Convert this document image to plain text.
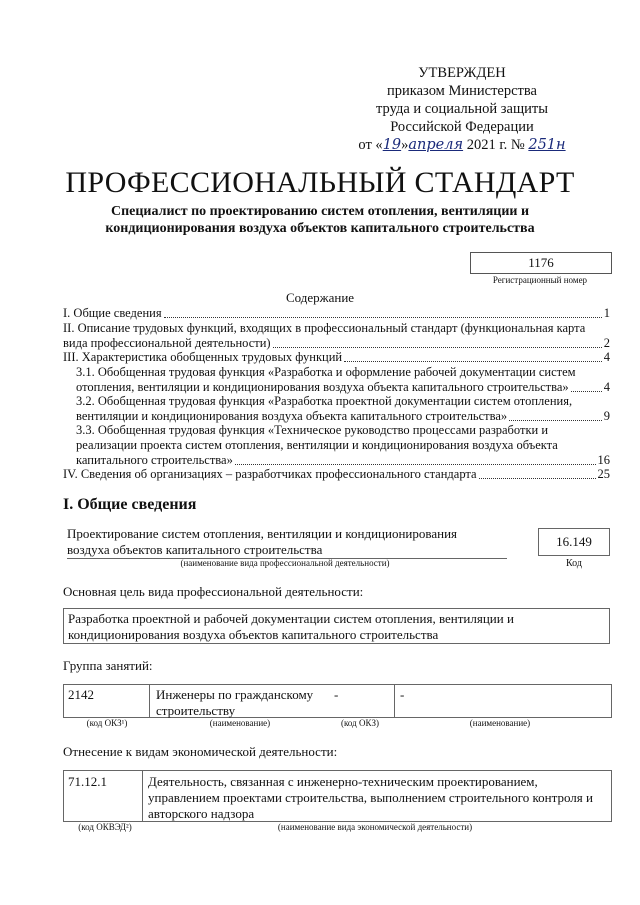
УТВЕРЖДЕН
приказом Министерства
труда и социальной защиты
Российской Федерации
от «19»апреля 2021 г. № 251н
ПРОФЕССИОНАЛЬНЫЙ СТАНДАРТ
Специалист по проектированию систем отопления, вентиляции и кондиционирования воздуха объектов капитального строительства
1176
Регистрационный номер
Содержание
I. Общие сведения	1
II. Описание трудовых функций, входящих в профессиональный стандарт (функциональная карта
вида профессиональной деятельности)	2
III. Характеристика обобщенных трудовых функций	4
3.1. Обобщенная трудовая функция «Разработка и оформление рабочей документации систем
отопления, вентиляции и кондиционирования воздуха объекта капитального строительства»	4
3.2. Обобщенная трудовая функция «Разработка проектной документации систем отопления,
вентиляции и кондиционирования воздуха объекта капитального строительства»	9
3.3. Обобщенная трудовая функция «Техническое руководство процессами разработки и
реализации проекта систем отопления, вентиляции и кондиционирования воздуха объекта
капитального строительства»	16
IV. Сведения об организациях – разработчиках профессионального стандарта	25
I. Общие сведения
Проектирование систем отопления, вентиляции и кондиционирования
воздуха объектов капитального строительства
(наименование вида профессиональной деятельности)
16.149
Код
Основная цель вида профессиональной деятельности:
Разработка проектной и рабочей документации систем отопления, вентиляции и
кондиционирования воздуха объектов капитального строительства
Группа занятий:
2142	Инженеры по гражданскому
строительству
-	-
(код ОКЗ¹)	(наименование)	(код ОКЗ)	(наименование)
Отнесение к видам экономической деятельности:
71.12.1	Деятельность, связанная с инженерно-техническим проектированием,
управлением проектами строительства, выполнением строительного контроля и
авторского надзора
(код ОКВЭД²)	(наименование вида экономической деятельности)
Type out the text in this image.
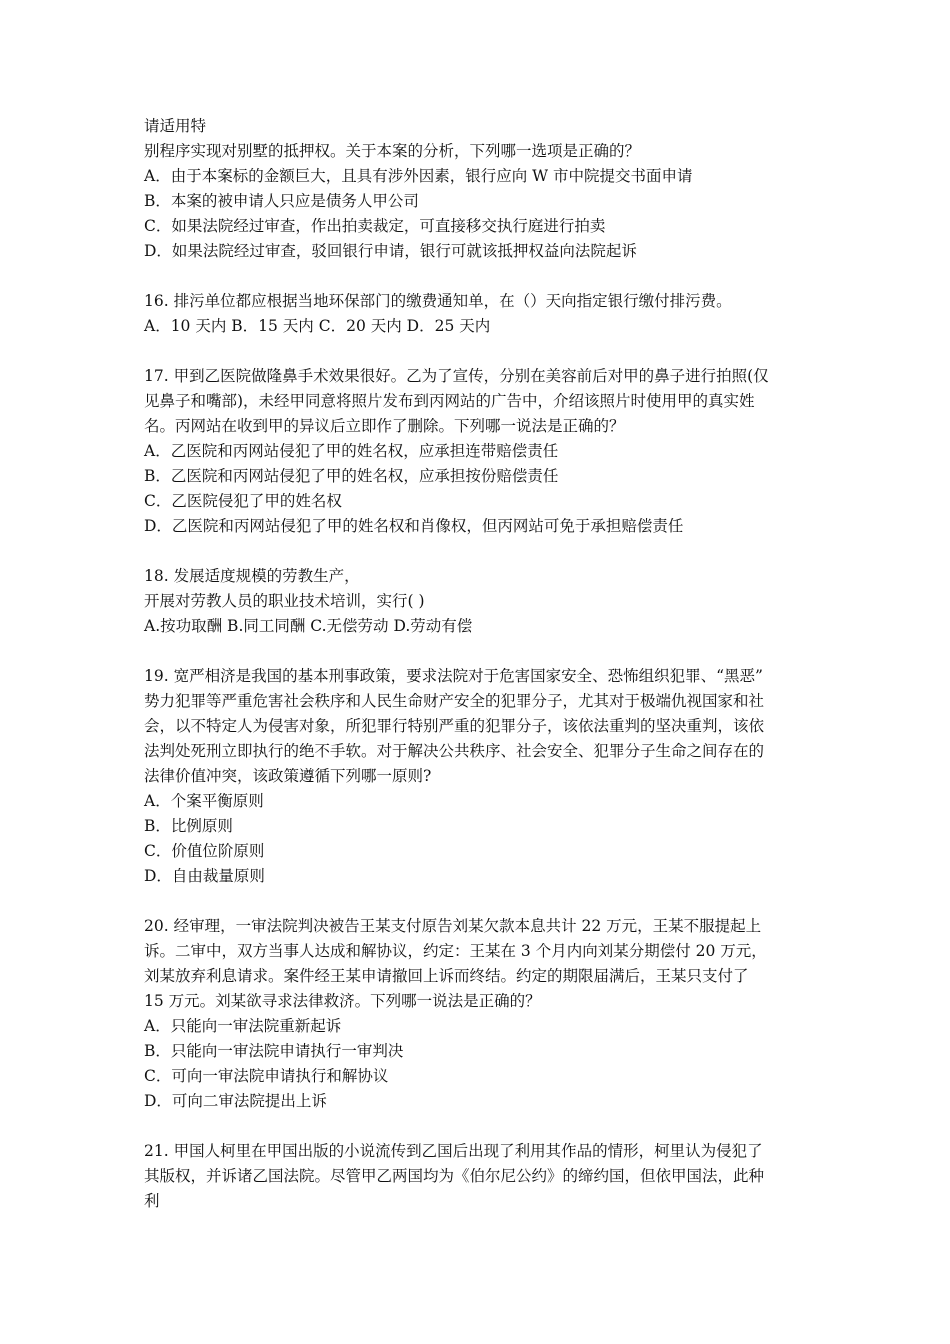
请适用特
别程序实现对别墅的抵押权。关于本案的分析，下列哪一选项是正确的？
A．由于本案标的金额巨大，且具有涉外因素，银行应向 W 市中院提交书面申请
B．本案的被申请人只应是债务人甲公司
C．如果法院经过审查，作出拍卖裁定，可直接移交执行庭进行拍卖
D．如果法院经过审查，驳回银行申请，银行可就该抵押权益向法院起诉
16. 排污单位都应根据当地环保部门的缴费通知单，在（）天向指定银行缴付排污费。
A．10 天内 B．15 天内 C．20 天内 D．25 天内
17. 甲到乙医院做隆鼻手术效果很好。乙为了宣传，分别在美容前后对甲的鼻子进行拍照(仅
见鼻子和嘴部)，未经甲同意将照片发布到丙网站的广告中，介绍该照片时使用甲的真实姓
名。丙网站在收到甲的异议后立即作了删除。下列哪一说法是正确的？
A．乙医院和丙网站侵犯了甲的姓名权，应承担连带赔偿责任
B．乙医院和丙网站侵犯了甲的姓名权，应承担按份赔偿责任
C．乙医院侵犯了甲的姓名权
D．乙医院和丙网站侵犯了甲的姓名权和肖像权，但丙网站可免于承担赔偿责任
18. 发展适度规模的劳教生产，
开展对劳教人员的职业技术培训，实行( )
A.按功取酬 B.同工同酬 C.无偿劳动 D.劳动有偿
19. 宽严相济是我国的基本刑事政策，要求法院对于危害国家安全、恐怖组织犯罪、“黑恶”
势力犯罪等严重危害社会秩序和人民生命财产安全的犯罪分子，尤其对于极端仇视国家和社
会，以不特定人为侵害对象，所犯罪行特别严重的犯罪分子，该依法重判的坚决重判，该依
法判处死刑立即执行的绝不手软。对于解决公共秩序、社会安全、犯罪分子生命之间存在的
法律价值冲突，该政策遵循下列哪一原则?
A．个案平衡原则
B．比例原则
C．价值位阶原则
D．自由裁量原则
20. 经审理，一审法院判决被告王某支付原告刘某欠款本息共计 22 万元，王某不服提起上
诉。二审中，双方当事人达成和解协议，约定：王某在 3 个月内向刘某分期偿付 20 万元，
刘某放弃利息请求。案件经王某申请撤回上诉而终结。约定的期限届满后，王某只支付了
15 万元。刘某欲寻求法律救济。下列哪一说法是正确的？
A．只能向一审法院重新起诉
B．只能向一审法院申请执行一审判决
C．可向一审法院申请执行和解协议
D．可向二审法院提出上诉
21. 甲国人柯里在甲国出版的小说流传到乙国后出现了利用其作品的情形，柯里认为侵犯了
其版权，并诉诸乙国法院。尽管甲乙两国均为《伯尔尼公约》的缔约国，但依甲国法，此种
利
——————————
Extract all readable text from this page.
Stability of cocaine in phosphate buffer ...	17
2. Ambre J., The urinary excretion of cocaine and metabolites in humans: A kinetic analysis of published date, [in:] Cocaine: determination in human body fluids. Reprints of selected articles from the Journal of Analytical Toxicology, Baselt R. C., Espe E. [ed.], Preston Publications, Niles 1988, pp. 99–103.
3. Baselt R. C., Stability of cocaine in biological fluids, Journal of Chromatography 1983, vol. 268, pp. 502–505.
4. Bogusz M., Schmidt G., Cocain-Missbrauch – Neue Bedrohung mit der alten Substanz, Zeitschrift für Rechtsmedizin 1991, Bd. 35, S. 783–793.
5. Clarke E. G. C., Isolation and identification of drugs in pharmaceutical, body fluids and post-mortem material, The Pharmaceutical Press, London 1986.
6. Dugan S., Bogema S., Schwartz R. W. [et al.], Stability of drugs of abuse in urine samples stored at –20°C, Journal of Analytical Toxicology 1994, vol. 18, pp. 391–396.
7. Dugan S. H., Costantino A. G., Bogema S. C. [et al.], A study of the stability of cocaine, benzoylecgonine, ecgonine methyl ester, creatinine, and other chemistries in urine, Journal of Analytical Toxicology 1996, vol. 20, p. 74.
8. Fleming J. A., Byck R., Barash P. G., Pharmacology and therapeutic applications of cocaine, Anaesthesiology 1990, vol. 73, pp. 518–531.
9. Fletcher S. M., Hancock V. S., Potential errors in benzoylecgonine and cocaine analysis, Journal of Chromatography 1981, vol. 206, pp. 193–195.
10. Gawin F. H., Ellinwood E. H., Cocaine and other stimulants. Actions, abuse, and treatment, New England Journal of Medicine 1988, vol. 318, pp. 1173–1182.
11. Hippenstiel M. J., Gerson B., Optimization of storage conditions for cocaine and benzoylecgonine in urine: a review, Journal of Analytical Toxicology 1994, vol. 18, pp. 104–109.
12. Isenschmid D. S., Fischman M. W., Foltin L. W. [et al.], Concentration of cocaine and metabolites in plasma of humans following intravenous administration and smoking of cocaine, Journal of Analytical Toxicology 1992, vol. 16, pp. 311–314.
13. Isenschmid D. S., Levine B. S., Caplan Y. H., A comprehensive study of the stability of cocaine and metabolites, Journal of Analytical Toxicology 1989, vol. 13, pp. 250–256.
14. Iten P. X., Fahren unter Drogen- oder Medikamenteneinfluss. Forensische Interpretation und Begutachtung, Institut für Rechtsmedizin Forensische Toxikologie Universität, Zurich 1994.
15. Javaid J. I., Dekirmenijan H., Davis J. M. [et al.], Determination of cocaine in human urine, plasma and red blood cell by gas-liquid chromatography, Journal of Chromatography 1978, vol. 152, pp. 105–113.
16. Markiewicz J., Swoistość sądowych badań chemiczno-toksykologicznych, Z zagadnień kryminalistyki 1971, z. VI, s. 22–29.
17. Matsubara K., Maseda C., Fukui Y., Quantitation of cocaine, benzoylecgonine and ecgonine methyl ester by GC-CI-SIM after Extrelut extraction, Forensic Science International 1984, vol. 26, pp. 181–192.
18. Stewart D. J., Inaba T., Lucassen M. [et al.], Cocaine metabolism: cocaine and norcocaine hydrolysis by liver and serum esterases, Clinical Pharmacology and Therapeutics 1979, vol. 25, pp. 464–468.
——————————
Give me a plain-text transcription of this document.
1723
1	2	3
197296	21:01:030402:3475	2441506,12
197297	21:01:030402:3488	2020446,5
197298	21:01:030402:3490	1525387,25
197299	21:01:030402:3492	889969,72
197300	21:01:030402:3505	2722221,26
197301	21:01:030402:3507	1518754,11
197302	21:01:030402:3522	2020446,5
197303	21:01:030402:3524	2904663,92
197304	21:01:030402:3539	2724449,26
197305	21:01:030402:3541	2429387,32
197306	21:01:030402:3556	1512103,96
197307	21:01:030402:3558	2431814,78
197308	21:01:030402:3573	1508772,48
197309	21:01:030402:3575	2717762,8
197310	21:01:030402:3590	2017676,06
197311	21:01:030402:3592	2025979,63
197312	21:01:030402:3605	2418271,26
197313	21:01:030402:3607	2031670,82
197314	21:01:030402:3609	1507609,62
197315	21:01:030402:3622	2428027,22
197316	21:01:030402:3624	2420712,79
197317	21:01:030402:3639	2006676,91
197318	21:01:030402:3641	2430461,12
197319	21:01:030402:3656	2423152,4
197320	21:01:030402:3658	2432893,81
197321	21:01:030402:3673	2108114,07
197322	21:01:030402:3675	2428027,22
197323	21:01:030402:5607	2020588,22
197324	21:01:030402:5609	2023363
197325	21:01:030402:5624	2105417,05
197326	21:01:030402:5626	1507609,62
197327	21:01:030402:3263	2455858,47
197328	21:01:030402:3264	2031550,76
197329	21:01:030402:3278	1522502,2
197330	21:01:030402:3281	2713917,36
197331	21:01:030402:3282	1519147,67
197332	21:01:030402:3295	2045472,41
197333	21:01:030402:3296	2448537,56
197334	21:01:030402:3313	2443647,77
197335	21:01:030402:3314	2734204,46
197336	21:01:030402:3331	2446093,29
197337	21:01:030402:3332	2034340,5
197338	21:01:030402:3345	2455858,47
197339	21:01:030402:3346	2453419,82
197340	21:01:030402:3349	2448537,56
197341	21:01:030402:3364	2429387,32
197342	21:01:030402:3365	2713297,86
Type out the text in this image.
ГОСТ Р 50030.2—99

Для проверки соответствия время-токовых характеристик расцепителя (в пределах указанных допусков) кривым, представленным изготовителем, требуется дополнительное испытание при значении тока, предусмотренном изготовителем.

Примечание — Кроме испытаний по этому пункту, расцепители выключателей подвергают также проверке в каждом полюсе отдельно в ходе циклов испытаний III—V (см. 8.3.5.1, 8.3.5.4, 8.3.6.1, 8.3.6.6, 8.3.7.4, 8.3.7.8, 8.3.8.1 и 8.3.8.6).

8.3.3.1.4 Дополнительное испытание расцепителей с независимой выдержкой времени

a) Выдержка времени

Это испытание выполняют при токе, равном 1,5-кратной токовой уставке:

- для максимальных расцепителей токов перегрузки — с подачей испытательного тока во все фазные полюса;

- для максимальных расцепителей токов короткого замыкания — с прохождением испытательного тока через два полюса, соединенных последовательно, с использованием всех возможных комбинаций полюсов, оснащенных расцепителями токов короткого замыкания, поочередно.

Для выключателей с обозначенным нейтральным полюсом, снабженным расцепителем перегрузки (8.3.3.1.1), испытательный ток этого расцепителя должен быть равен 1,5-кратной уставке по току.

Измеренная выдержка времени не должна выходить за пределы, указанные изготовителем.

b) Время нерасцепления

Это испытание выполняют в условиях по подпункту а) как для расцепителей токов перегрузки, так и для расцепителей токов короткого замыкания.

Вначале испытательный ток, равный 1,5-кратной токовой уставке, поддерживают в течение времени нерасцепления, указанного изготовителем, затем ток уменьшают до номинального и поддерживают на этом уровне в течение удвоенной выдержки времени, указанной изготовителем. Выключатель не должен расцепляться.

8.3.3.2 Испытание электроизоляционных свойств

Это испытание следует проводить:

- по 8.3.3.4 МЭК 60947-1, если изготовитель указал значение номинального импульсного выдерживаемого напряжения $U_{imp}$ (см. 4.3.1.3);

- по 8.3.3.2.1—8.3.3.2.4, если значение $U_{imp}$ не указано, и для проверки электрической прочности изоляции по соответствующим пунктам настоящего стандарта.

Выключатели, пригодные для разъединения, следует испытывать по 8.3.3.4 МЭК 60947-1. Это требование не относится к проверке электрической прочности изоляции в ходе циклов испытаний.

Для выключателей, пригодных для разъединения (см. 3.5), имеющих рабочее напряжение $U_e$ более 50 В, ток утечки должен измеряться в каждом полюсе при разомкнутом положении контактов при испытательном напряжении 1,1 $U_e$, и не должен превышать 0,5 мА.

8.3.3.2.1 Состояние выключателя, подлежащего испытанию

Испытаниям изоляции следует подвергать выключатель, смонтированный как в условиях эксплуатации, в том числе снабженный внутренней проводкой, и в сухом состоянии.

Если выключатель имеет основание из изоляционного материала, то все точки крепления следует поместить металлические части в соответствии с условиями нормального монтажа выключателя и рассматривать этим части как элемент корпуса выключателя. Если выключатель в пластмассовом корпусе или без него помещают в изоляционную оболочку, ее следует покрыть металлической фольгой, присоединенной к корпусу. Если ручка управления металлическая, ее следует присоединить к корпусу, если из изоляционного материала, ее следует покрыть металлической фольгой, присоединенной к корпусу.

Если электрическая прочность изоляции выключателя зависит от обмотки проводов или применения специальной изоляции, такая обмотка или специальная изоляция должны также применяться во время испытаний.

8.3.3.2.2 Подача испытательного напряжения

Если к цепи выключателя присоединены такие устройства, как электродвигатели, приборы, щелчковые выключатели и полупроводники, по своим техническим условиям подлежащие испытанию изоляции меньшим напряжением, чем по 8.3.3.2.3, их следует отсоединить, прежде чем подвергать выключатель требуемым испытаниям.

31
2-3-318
——————————
_Brief_: Go through the material line by line. Show each line that contains the string "деятельности".

_Output for this exercise_:
вида профессиональной деятельности)	2
(наименование вида профессиональной деятельности)
Основная цель вида профессиональной деятельности:
Отнесение к видам экономической деятельности:
(код ОКВЭД²)	(наименование вида экономической деятельности)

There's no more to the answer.